WHAT IS NEEDED – Exactly reproduce the entries, dropping any pictures from your copy.
─── INFORMATION SUPPLIED ───
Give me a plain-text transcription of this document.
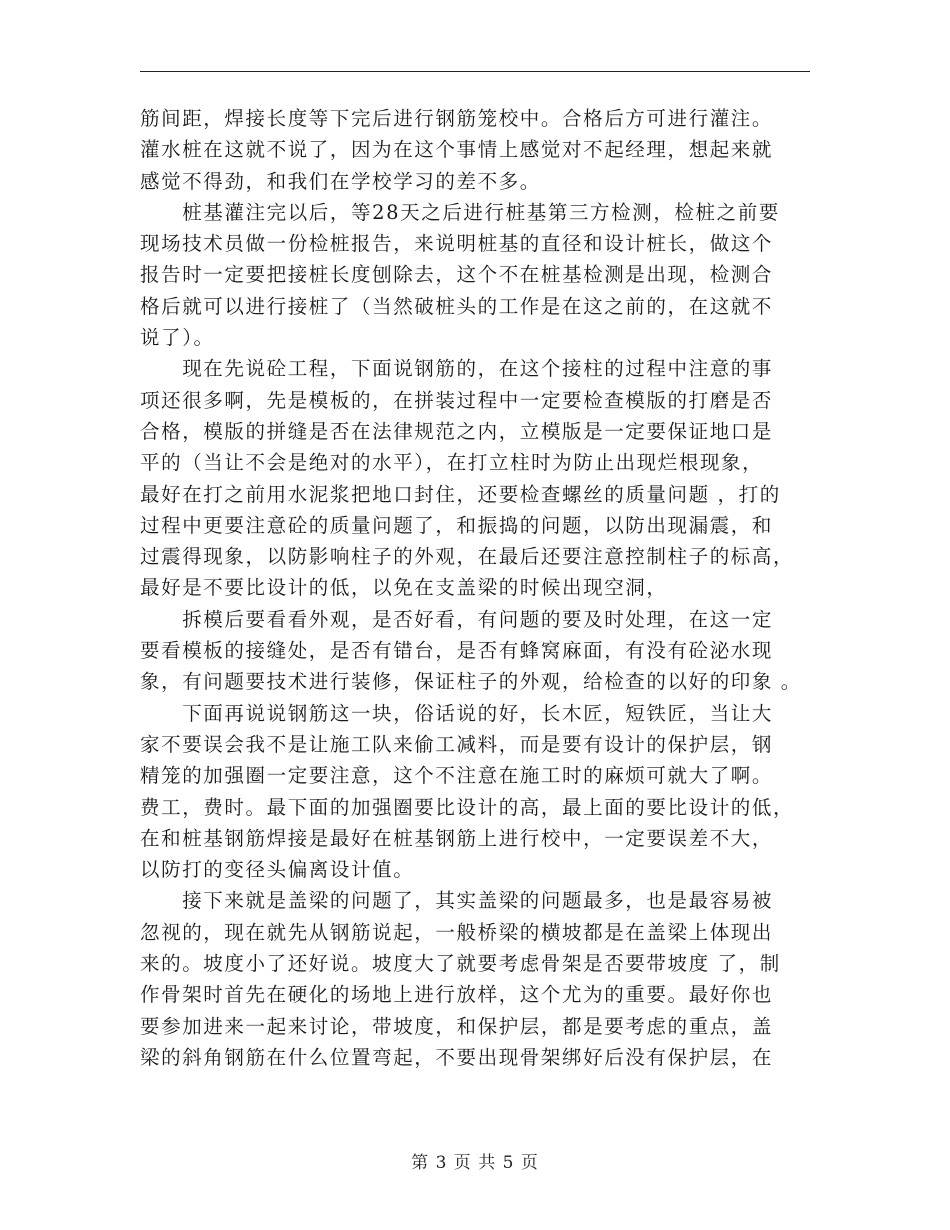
筋间距，焊接长度等下完后进行钢筋笼校中。合格后方可进行灌注。
灌水桩在这就不说了，因为在这个事情上感觉对不起经理，想起来就
感觉不得劲，和我们在学校学习的差不多。

　　桩基灌注完以后，等28天之后进行桩基第三方检测，检桩之前要
现场技术员做一份检桩报告，来说明桩基的直径和设计桩长，做这个
报告时一定要把接桩长度刨除去，这个不在桩基检测是出现，检测合
格后就可以进行接桩了（当然破桩头的工作是在这之前的，在这就不
说了）。

　　现在先说砼工程，下面说钢筋的，在这个接柱的过程中注意的事
项还很多啊，先是模板的，在拼装过程中一定要检查模版的打磨是否
合格，模版的拼缝是否在法律规范之内，立模版是一定要保证地口是
平的（当让不会是绝对的水平），在打立柱时为防止出现烂根现象，
最好在打之前用水泥浆把地口封住，还要检查螺丝的质量问题 ，打的
过程中更要注意砼的质量问题了，和振捣的问题，以防出现漏震，和
过震得现象，以防影响柱子的外观，在最后还要注意控制柱子的标高，
最好是不要比设计的低，以免在支盖梁的时候出现空洞，

　　拆模后要看看外观，是否好看，有问题的要及时处理，在这一定
要看模板的接缝处，是否有错台，是否有蜂窝麻面，有没有砼泌水现
象，有问题要技术进行装修，保证柱子的外观，给检查的以好的印象 。

　　下面再说说钢筋这一块，俗话说的好，长木匠，短铁匠，当让大
家不要误会我不是让施工队来偷工减料，而是要有设计的保护层，钢
精笼的加强圈一定要注意，这个不注意在施工时的麻烦可就大了啊。
费工，费时。最下面的加强圈要比设计的高，最上面的要比设计的低，
在和桩基钢筋焊接是最好在桩基钢筋上进行校中，一定要误差不大，
以防打的变径头偏离设计值。

　　接下来就是盖梁的问题了，其实盖梁的问题最多，也是最容易被
忽视的，现在就先从钢筋说起，一般桥梁的横坡都是在盖梁上体现出
来的。坡度小了还好说。坡度大了就要考虑骨架是否要带坡度 了，制
作骨架时首先在硬化的场地上进行放样，这个尤为的重要。最好你也
要参加进来一起来讨论，带坡度，和保护层，都是要考虑的重点，盖
梁的斜角钢筋在什么位置弯起，不要出现骨架绑好后没有保护层，在

第 3 页 共 5 页
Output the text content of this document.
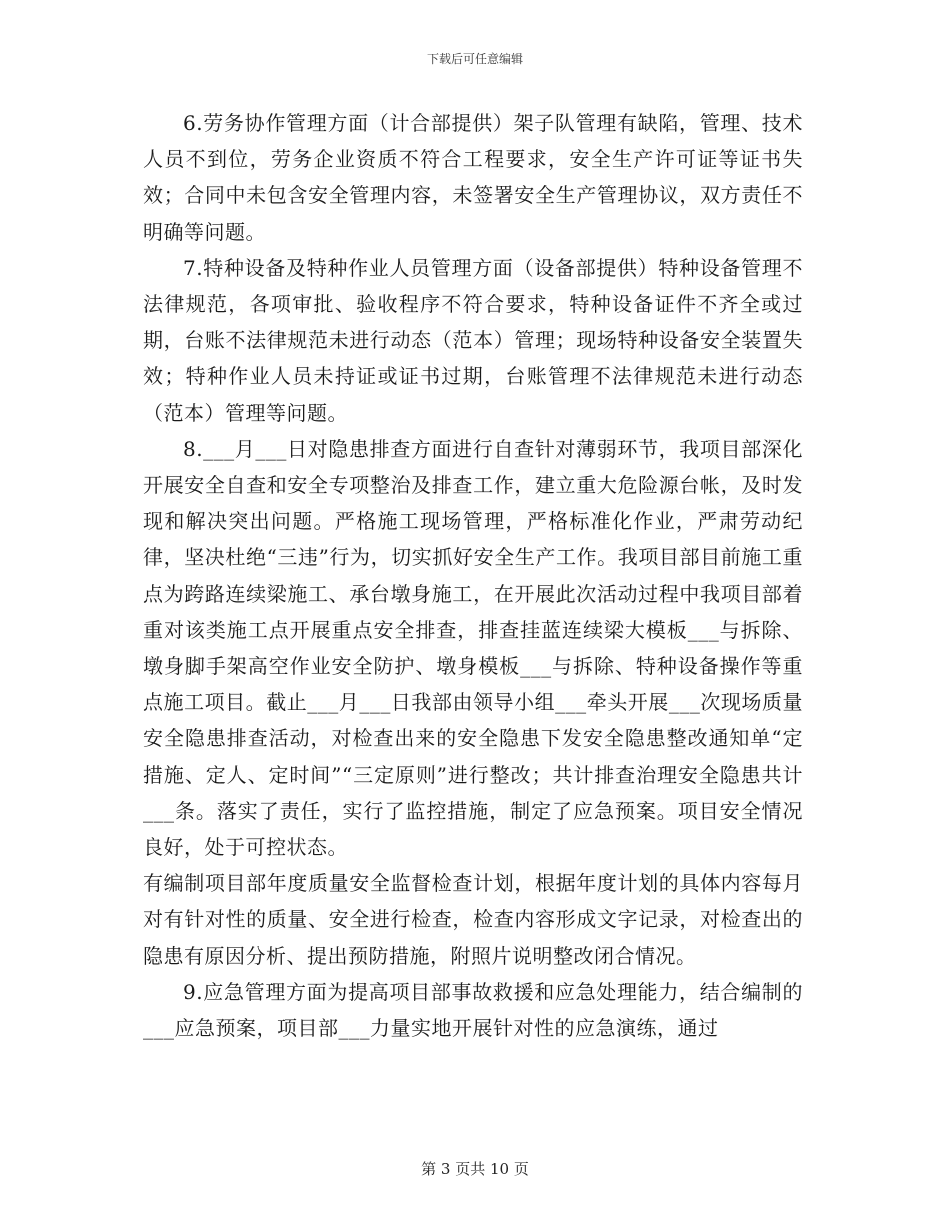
下载后可任意编辑

6.劳务协作管理方面（计合部提供）架子队管理有缺陷，管理、技术人员不到位，劳务企业资质不符合工程要求，安全生产许可证等证书失效；合同中未包含安全管理内容，未签署安全生产管理协议，双方责任不明确等问题。

7.特种设备及特种作业人员管理方面（设备部提供）特种设备管理不法律规范，各项审批、验收程序不符合要求，特种设备证件不齐全或过期，台账不法律规范未进行动态（范本）管理；现场特种设备安全装置失效；特种作业人员未持证或证书过期，台账管理不法律规范未进行动态（范本）管理等问题。

8.___月___日对隐患排查方面进行自查针对薄弱环节，我项目部深化开展安全自查和安全专项整治及排查工作，建立重大危险源台帐，及时发现和解决突出问题。严格施工现场管理，严格标准化作业，严肃劳动纪律，坚决杜绝“三违”行为，切实抓好安全生产工作。我项目部目前施工重点为跨路连续梁施工、承台墩身施工，在开展此次活动过程中我项目部着重对该类施工点开展重点安全排查，排查挂蓝连续梁大模板___与拆除、墩身脚手架高空作业安全防护、墩身模板___与拆除、特种设备操作等重点施工项目。截止___月___日我部由领导小组___牵头开展___次现场质量安全隐患排查活动，对检查出来的安全隐患下发安全隐患整改通知单“定措施、定人、定时间”“三定原则”进行整改；共计排查治理安全隐患共计___条。落实了责任，实行了监控措施，制定了应急预案。项目安全情况良好，处于可控状态。

有编制项目部年度质量安全监督检查计划，根据年度计划的具体内容每月对有针对性的质量、安全进行检查，检查内容形成文字记录，对检查出的隐患有原因分析、提出预防措施，附照片说明整改闭合情况。

9.应急管理方面为提高项目部事故救援和应急处理能力，结合编制的___应急预案，项目部___力量实地开展针对性的应急演练，通过

第 3 页共 10 页
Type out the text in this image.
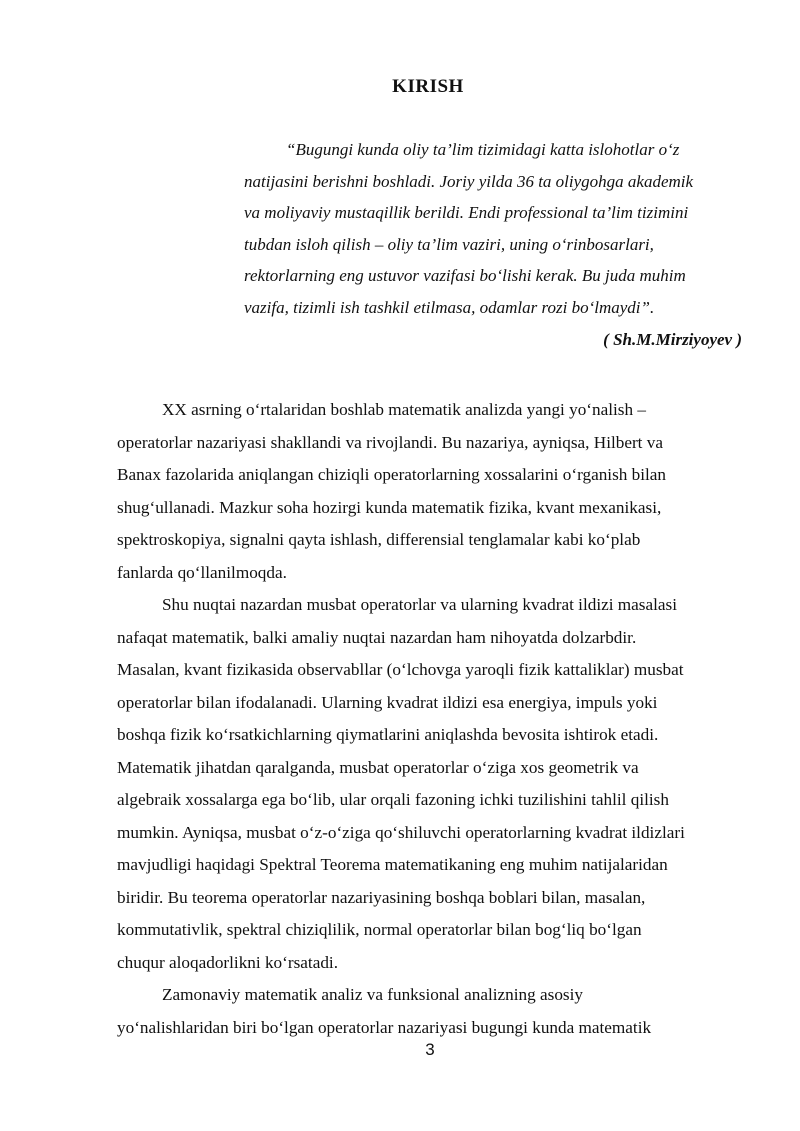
KIRISH
“Bugungi kunda oliy ta’lim tizimidagi katta islohotlar o‘z
natijasini berishni boshladi. Joriy yilda 36 ta oliygohga akademik
va moliyaviy mustaqillik berildi. Endi professional ta’lim tizimini
tubdan isloh qilish – oliy ta’lim vaziri, uning o‘rinbosarlari,
rektorlarning eng ustuvor vazifasi bo‘lishi kerak. Bu juda muhim
vazifa, tizimli ish tashkil etilmasa, odamlar rozi bo‘lmaydi”.
( Sh.M.Mirziyoyev )
XX asrning o‘rtalaridan boshlab matematik analizda yangi yo‘nalish –
operatorlar nazariyasi shakllandi va rivojlandi. Bu nazariya, ayniqsa, Hilbert va
Banax fazolarida aniqlangan chiziqli operatorlarning xossalarini o‘rganish bilan
shug‘ullanadi. Mazkur soha hozirgi kunda matematik fizika, kvant mexanikasi,
spektroskopiya, signalni qayta ishlash, differensial tenglamalar kabi ko‘plab
fanlarda qo‘llanilmoqda.
Shu nuqtai nazardan musbat operatorlar va ularning kvadrat ildizi masalasi
nafaqat matematik, balki amaliy nuqtai nazardan ham nihoyatda dolzarbdir.
Masalan, kvant fizikasida observabllar (o‘lchovga yaroqli fizik kattaliklar) musbat
operatorlar bilan ifodalanadi. Ularning kvadrat ildizi esa energiya, impuls yoki
boshqa fizik ko‘rsatkichlarning qiymatlarini aniqlashda bevosita ishtirok etadi.
Matematik jihatdan qaralganda, musbat operatorlar o‘ziga xos geometrik va
algebraik xossalarga ega bo‘lib, ular orqali fazoning ichki tuzilishini tahlil qilish
mumkin. Ayniqsa, musbat o‘z-o‘ziga qo‘shiluvchi operatorlarning kvadrat ildizlari
mavjudligi haqidagi Spektral Teorema matematikaning eng muhim natijalaridan
biridir. Bu teorema operatorlar nazariyasining boshqa boblari bilan, masalan,
kommutativlik, spektral chiziqlilik, normal operatorlar bilan bog‘liq bo‘lgan
chuqur aloqadorlikni ko‘rsatadi.
Zamonaviy matematik analiz va funksional analizning asosiy
yo‘nalishlaridan biri bo‘lgan operatorlar nazariyasi bugungi kunda matematik
3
───
CORRECT ANSWER –
Give me a plain-text transcription of this document.
筋间距，焊接长度等下完后进行钢筋笼校中。合格后方可进行灌注。
灌水桩在这就不说了，因为在这个事情上感觉对不起经理，想起来就
感觉不得劲，和我们在学校学习的差不多。

　　桩基灌注完以后，等28天之后进行桩基第三方检测，检桩之前要
现场技术员做一份检桩报告，来说明桩基的直径和设计桩长，做这个
报告时一定要把接桩长度刨除去，这个不在桩基检测是出现，检测合
格后就可以进行接桩了（当然破桩头的工作是在这之前的，在这就不
说了）。

　　现在先说砼工程，下面说钢筋的，在这个接柱的过程中注意的事
项还很多啊，先是模板的，在拼装过程中一定要检查模版的打磨是否
合格，模版的拼缝是否在法律规范之内，立模版是一定要保证地口是
平的（当让不会是绝对的水平），在打立柱时为防止出现烂根现象，
最好在打之前用水泥浆把地口封住，还要检查螺丝的质量问题 ，打的
过程中更要注意砼的质量问题了，和振捣的问题，以防出现漏震，和
过震得现象，以防影响柱子的外观，在最后还要注意控制柱子的标高，
最好是不要比设计的低，以免在支盖梁的时候出现空洞，

　　拆模后要看看外观，是否好看，有问题的要及时处理，在这一定
要看模板的接缝处，是否有错台，是否有蜂窝麻面，有没有砼泌水现
象，有问题要技术进行装修，保证柱子的外观，给检查的以好的印象 。

　　下面再说说钢筋这一块，俗话说的好，长木匠，短铁匠，当让大
家不要误会我不是让施工队来偷工减料，而是要有设计的保护层，钢
精笼的加强圈一定要注意，这个不注意在施工时的麻烦可就大了啊。
费工，费时。最下面的加强圈要比设计的高，最上面的要比设计的低，
在和桩基钢筋焊接是最好在桩基钢筋上进行校中，一定要误差不大，
以防打的变径头偏离设计值。

　　接下来就是盖梁的问题了，其实盖梁的问题最多，也是最容易被
忽视的，现在就先从钢筋说起，一般桥梁的横坡都是在盖梁上体现出
来的。坡度小了还好说。坡度大了就要考虑骨架是否要带坡度 了，制
作骨架时首先在硬化的场地上进行放样，这个尤为的重要。最好你也
要参加进来一起来讨论，带坡度，和保护层，都是要考虑的重点，盖
梁的斜角钢筋在什么位置弯起，不要出现骨架绑好后没有保护层，在

第 3 页 共 5 页
Output the text content of this document.
下载后可任意编辑

6.劳务协作管理方面（计合部提供）架子队管理有缺陷，管理、技术人员不到位，劳务企业资质不符合工程要求，安全生产许可证等证书失效；合同中未包含安全管理内容，未签署安全生产管理协议，双方责任不明确等问题。

7.特种设备及特种作业人员管理方面（设备部提供）特种设备管理不法律规范，各项审批、验收程序不符合要求，特种设备证件不齐全或过期，台账不法律规范未进行动态（范本）管理；现场特种设备安全装置失效；特种作业人员未持证或证书过期，台账管理不法律规范未进行动态（范本）管理等问题。

8.___月___日对隐患排查方面进行自查针对薄弱环节，我项目部深化开展安全自查和安全专项整治及排查工作，建立重大危险源台帐，及时发现和解决突出问题。严格施工现场管理，严格标准化作业，严肃劳动纪律，坚决杜绝“三违”行为，切实抓好安全生产工作。我项目部目前施工重点为跨路连续梁施工、承台墩身施工，在开展此次活动过程中我项目部着重对该类施工点开展重点安全排查，排查挂蓝连续梁大模板___与拆除、墩身脚手架高空作业安全防护、墩身模板___与拆除、特种设备操作等重点施工项目。截止___月___日我部由领导小组___牵头开展___次现场质量安全隐患排查活动，对检查出来的安全隐患下发安全隐患整改通知单“定措施、定人、定时间”“三定原则”进行整改；共计排查治理安全隐患共计___条。落实了责任，实行了监控措施，制定了应急预案。项目安全情况良好，处于可控状态。

有编制项目部年度质量安全监督检查计划，根据年度计划的具体内容每月对有针对性的质量、安全进行检查，检查内容形成文字记录，对检查出的隐患有原因分析、提出预防措施，附照片说明整改闭合情况。

9.应急管理方面为提高项目部事故救援和应急处理能力，结合编制的___应急预案，项目部___力量实地开展针对性的应急演练，通过

第 3 页共 10 页
Type out the text in this image.
KIRISH
“Bugungi kunda oliy ta’lim tizimidagi katta islohotlar o‘z
natijasini berishni boshladi. Joriy yilda 36 ta oliygohga akademik
va moliyaviy mustaqillik berildi. Endi professional ta’lim tizimini
tubdan isloh qilish – oliy ta’lim vaziri, uning o‘rinbosarlari,
rektorlarning eng ustuvor vazifasi bo‘lishi kerak. Bu juda muhim
vazifa, tizimli ish tashkil etilmasa, odamlar rozi bo‘lmaydi”.
( Sh.M.Mirziyoyev )
XX asrning o‘rtalaridan boshlab matematik analizda yangi yo‘nalish –
operatorlar nazariyasi shakllandi va rivojlandi. Bu nazariya, ayniqsa, Hilbert va
Banax fazolarida aniqlangan chiziqli operatorlarning xossalarini o‘rganish bilan
shug‘ullanadi. Mazkur soha hozirgi kunda matematik fizika, kvant mexanikasi,
spektroskopiya, signalni qayta ishlash, differensial tenglamalar kabi ko‘plab
fanlarda qo‘llanilmoqda.
Shu nuqtai nazardan musbat operatorlar va ularning kvadrat ildizi masalasi
nafaqat matematik, balki amaliy nuqtai nazardan ham nihoyatda dolzarbdir.
Masalan, kvant fizikasida observabllar (o‘lchovga yaroqli fizik kattaliklar) musbat
operatorlar bilan ifodalanadi. Ularning kvadrat ildizi esa energiya, impuls yoki
boshqa fizik ko‘rsatkichlarning qiymatlarini aniqlashda bevosita ishtirok etadi.
Matematik jihatdan qaralganda, musbat operatorlar o‘ziga xos geometrik va
algebraik xossalarga ega bo‘lib, ular orqali fazoning ichki tuzilishini tahlil qilish
mumkin. Ayniqsa, musbat o‘z-o‘ziga qo‘shiluvchi operatorlarning kvadrat ildizlari
mavjudligi haqidagi Spektral Teorema matematikaning eng muhim natijalaridan
biridir. Bu teorema operatorlar nazariyasining boshqa boblari bilan, masalan,
kommutativlik, spektral chiziqlilik, normal operatorlar bilan bog‘liq bo‘lgan
chuqur aloqadorlikni ko‘rsatadi.
Zamonaviy matematik analiz va funksional analizning asosiy
yo‘nalishlaridan biri bo‘lgan operatorlar nazariyasi bugungi kunda matematik
3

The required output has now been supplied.